### Do this
Report the number of lines that include "JSON", with no additional text.

### Material provided
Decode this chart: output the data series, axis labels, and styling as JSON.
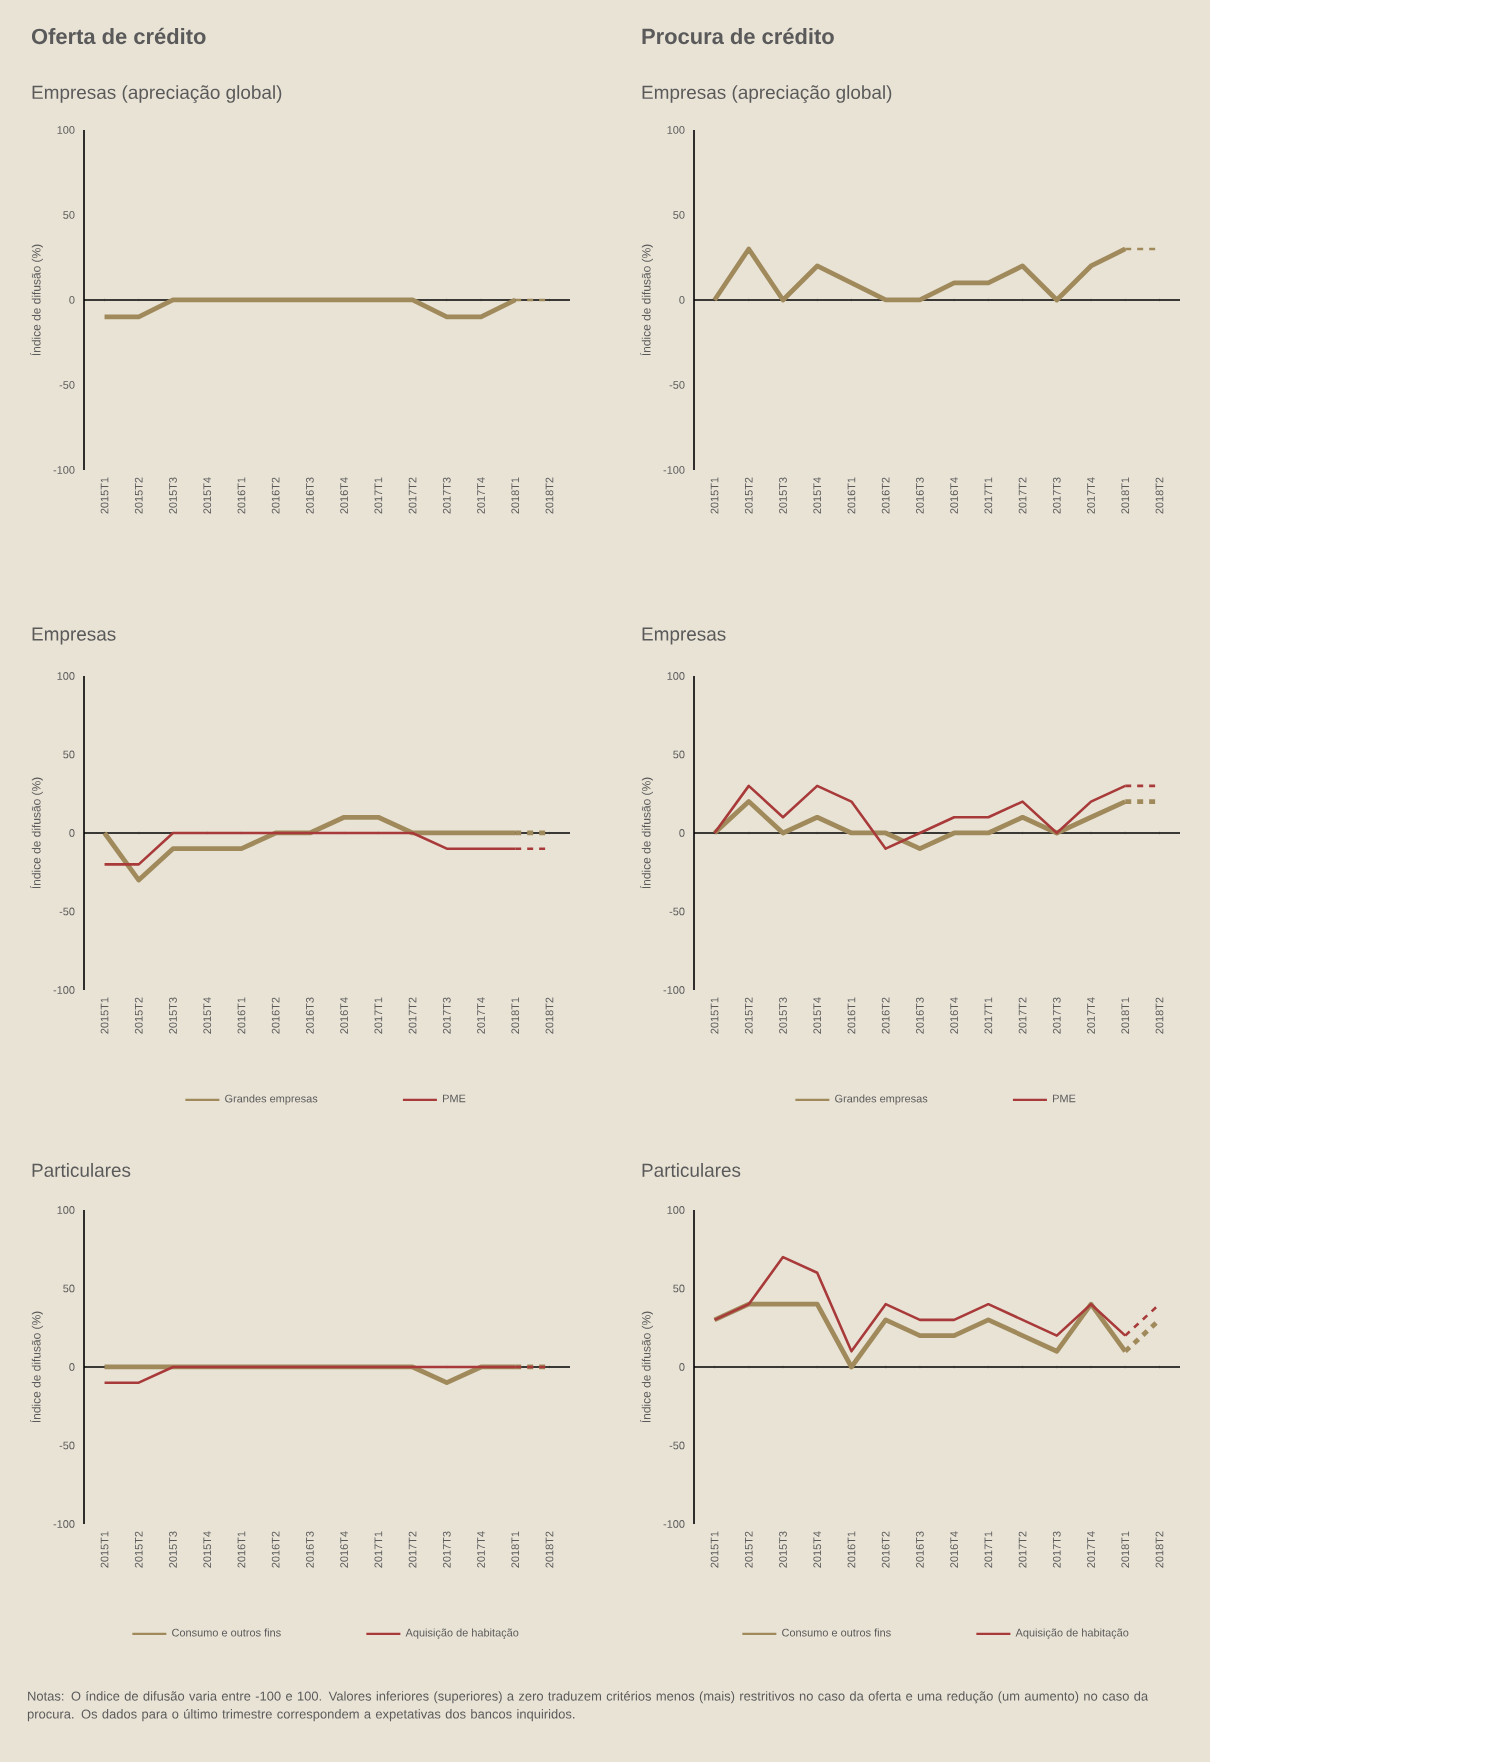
{
  "chart_data": [
    {
      "type": "line",
      "title": "Oferta de crédito",
      "subtitle": "Empresas (apreciação global)",
      "ylabel": "Índice de difusão (%)",
      "categories": [
        "2015T1",
        "2015T2",
        "2015T3",
        "2015T4",
        "2016T1",
        "2016T2",
        "2016T3",
        "2016T4",
        "2017T1",
        "2017T2",
        "2017T3",
        "2017T4",
        "2018T1",
        "2018T2"
      ],
      "ylim": [
        -100,
        100
      ],
      "yticks": [
        -100,
        -50,
        0,
        50,
        100
      ],
      "marker": "none",
      "line_style": "solid",
      "series": [
        {
          "color": "#a08a5c",
          "values": [
            -10,
            -10,
            0,
            0,
            0,
            0,
            0,
            0,
            0,
            0,
            -10,
            -10,
            0,
            null
          ]
        },
        {
          "color": "#a08a5c",
          "line_style": "dashed",
          "values": [
            null,
            null,
            null,
            null,
            null,
            null,
            null,
            null,
            null,
            null,
            null,
            null,
            0,
            0
          ]
        }
      ]
    },
    {
      "type": "line",
      "title": "Procura de crédito",
      "subtitle": "Empresas (apreciação global)",
      "ylabel": "Índice de difusão (%)",
      "categories": [
        "2015T1",
        "2015T2",
        "2015T3",
        "2015T4",
        "2016T1",
        "2016T2",
        "2016T3",
        "2016T4",
        "2017T1",
        "2017T2",
        "2017T3",
        "2017T4",
        "2018T1",
        "2018T2"
      ],
      "ylim": [
        -100,
        100
      ],
      "yticks": [
        -100,
        -50,
        0,
        50,
        100
      ],
      "marker": "none",
      "line_style": "solid",
      "series": [
        {
          "color": "#a08a5c",
          "values": [
            0,
            30,
            0,
            20,
            10,
            0,
            0,
            10,
            10,
            20,
            0,
            20,
            30,
            null
          ]
        },
        {
          "color": "#a08a5c",
          "line_style": "dashed",
          "values": [
            null,
            null,
            null,
            null,
            null,
            null,
            null,
            null,
            null,
            null,
            null,
            null,
            30,
            30
          ]
        }
      ]
    },
    {
      "type": "line",
      "title": "Empresas",
      "ylabel": "Índice de difusão (%)",
      "categories": [
        "2015T1",
        "2015T2",
        "2015T3",
        "2015T4",
        "2016T1",
        "2016T2",
        "2016T3",
        "2016T4",
        "2017T1",
        "2017T2",
        "2017T3",
        "2017T4",
        "2018T1",
        "2018T2"
      ],
      "ylim": [
        -100,
        100
      ],
      "yticks": [
        -100,
        -50,
        0,
        50,
        100
      ],
      "marker": "none",
      "line_style": "solid",
      "legend": "bottom",
      "series": [
        {
          "name": "Grandes empresas",
          "color": "#a08a5c",
          "values": [
            0,
            -30,
            -10,
            -10,
            -10,
            0,
            0,
            10,
            10,
            0,
            0,
            0,
            0,
            null
          ]
        },
        {
          "name": "PME",
          "color": "#a83a3a",
          "values": [
            -20,
            -20,
            0,
            0,
            0,
            0,
            0,
            0,
            0,
            0,
            -10,
            -10,
            -10,
            null
          ]
        },
        {
          "color": "#a08a5c",
          "line_style": "dashed",
          "values": [
            null,
            null,
            null,
            null,
            null,
            null,
            null,
            null,
            null,
            null,
            null,
            null,
            0,
            0
          ]
        },
        {
          "color": "#a83a3a",
          "line_style": "dashed",
          "values": [
            null,
            null,
            null,
            null,
            null,
            null,
            null,
            null,
            null,
            null,
            null,
            null,
            -10,
            -10
          ]
        }
      ]
    },
    {
      "type": "line",
      "title": "Empresas",
      "ylabel": "Índice de difusão (%)",
      "categories": [
        "2015T1",
        "2015T2",
        "2015T3",
        "2015T4",
        "2016T1",
        "2016T2",
        "2016T3",
        "2016T4",
        "2017T1",
        "2017T2",
        "2017T3",
        "2017T4",
        "2018T1",
        "2018T2"
      ],
      "ylim": [
        -100,
        100
      ],
      "yticks": [
        -100,
        -50,
        0,
        50,
        100
      ],
      "marker": "none",
      "line_style": "solid",
      "legend": "bottom",
      "series": [
        {
          "name": "Grandes empresas",
          "color": "#a08a5c",
          "values": [
            0,
            20,
            0,
            10,
            0,
            0,
            -10,
            0,
            0,
            10,
            0,
            10,
            20,
            null
          ]
        },
        {
          "name": "PME",
          "color": "#a83a3a",
          "values": [
            0,
            30,
            10,
            30,
            20,
            -10,
            0,
            10,
            10,
            20,
            0,
            20,
            30,
            null
          ]
        },
        {
          "color": "#a08a5c",
          "line_style": "dashed",
          "values": [
            null,
            null,
            null,
            null,
            null,
            null,
            null,
            null,
            null,
            null,
            null,
            null,
            20,
            20
          ]
        },
        {
          "color": "#a83a3a",
          "line_style": "dashed",
          "values": [
            null,
            null,
            null,
            null,
            null,
            null,
            null,
            null,
            null,
            null,
            null,
            null,
            30,
            30
          ]
        }
      ]
    },
    {
      "type": "line",
      "title": "Particulares",
      "ylabel": "Índice de difusão (%)",
      "categories": [
        "2015T1",
        "2015T2",
        "2015T3",
        "2015T4",
        "2016T1",
        "2016T2",
        "2016T3",
        "2016T4",
        "2017T1",
        "2017T2",
        "2017T3",
        "2017T4",
        "2018T1",
        "2018T2"
      ],
      "ylim": [
        -100,
        100
      ],
      "yticks": [
        -100,
        -50,
        0,
        50,
        100
      ],
      "marker": "none",
      "line_style": "solid",
      "legend": "bottom",
      "series": [
        {
          "name": "Consumo e outros fins",
          "color": "#a08a5c",
          "values": [
            0,
            0,
            0,
            0,
            0,
            0,
            0,
            0,
            0,
            0,
            -10,
            0,
            0,
            null
          ]
        },
        {
          "name": "Aquisição de habitação",
          "color": "#a83a3a",
          "values": [
            -10,
            -10,
            0,
            0,
            0,
            0,
            0,
            0,
            0,
            0,
            0,
            0,
            0,
            null
          ]
        },
        {
          "color": "#a08a5c",
          "line_style": "dashed",
          "values": [
            null,
            null,
            null,
            null,
            null,
            null,
            null,
            null,
            null,
            null,
            null,
            null,
            0,
            0
          ]
        },
        {
          "color": "#a83a3a",
          "line_style": "dashed",
          "values": [
            null,
            null,
            null,
            null,
            null,
            null,
            null,
            null,
            null,
            null,
            null,
            null,
            0,
            0
          ]
        }
      ]
    },
    {
      "type": "line",
      "title": "Particulares",
      "ylabel": "Índice de difusão (%)",
      "categories": [
        "2015T1",
        "2015T2",
        "2015T3",
        "2015T4",
        "2016T1",
        "2016T2",
        "2016T3",
        "2016T4",
        "2017T1",
        "2017T2",
        "2017T3",
        "2017T4",
        "2018T1",
        "2018T2"
      ],
      "ylim": [
        -100,
        100
      ],
      "yticks": [
        -100,
        -50,
        0,
        50,
        100
      ],
      "marker": "none",
      "line_style": "solid",
      "legend": "bottom",
      "annotations": [
        "Notas: O índice de difusão varia entre -100 e 100. Valores inferiores (superiores) a zero traduzem critérios menos (mais) restritivos no caso da oferta e uma redução (um aumento) no caso da procura. Os dados para o último trimestre correspondem a expetativas dos bancos inquiridos."
      ],
      "series": [
        {
          "name": "Consumo e outros fins",
          "color": "#a08a5c",
          "values": [
            30,
            40,
            40,
            40,
            0,
            30,
            20,
            20,
            30,
            20,
            10,
            40,
            10,
            null
          ]
        },
        {
          "name": "Aquisição de habitação",
          "color": "#a83a3a",
          "values": [
            30,
            40,
            70,
            60,
            10,
            40,
            30,
            30,
            40,
            30,
            20,
            40,
            20,
            null
          ]
        },
        {
          "color": "#a08a5c",
          "line_style": "dashed",
          "values": [
            null,
            null,
            null,
            null,
            null,
            null,
            null,
            null,
            null,
            null,
            null,
            null,
            10,
            30
          ]
        },
        {
          "color": "#a83a3a",
          "line_style": "dashed",
          "values": [
            null,
            null,
            null,
            null,
            null,
            null,
            null,
            null,
            null,
            null,
            null,
            null,
            20,
            40
          ]
        }
      ]
    }
  ]
}
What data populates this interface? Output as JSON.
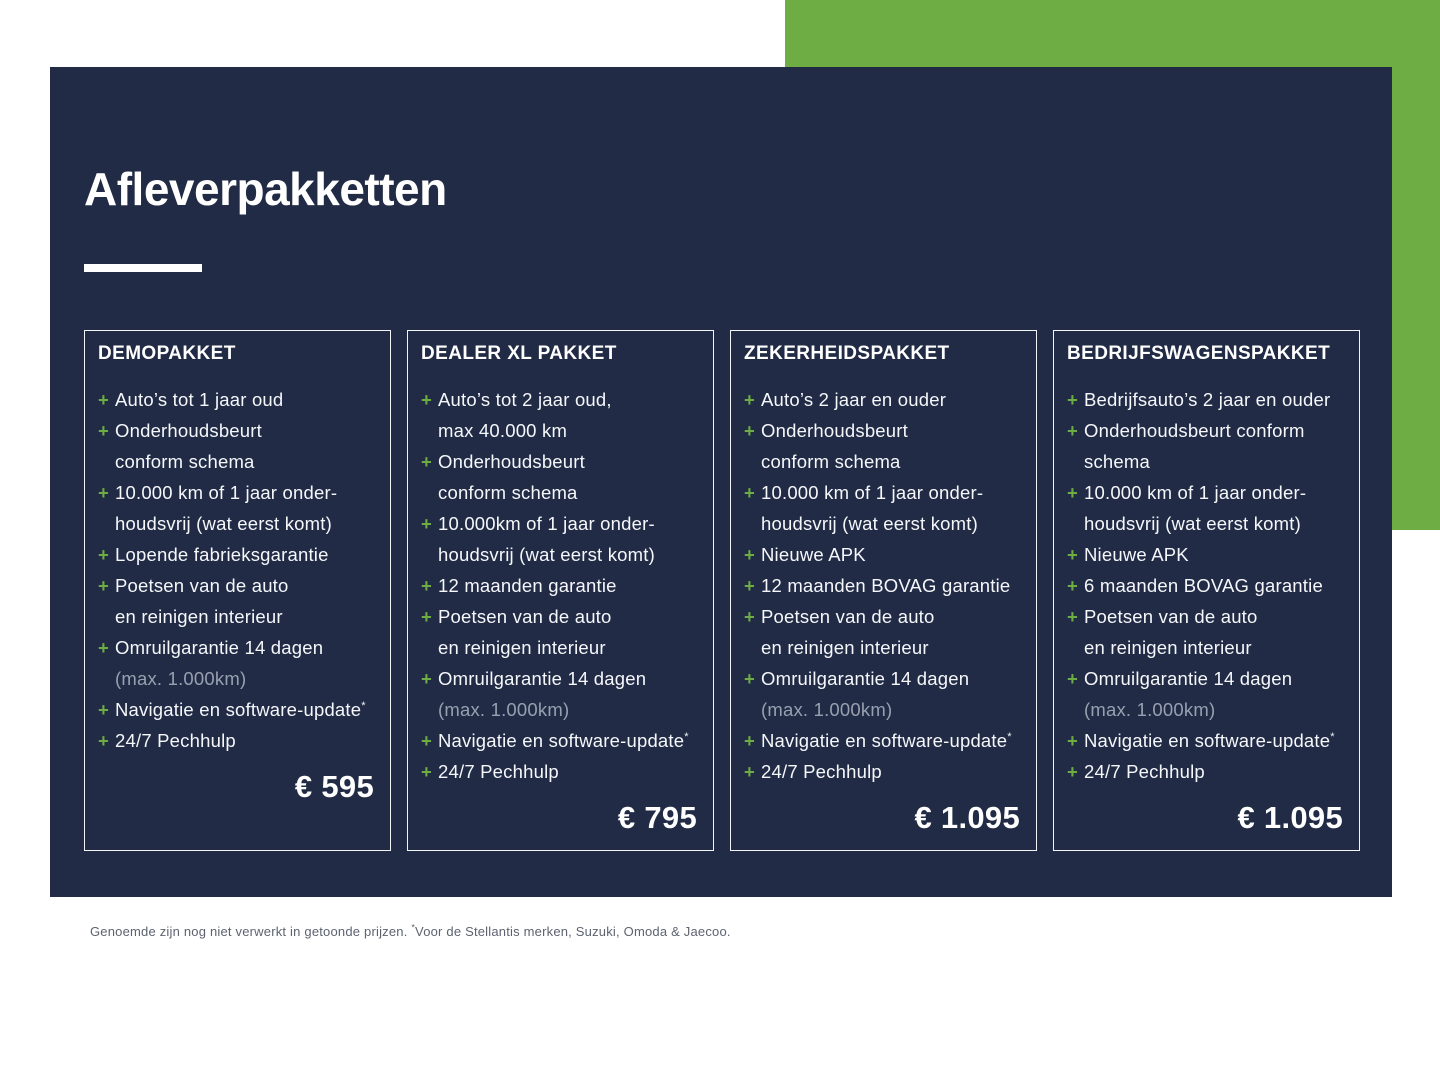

### Answer to the task
2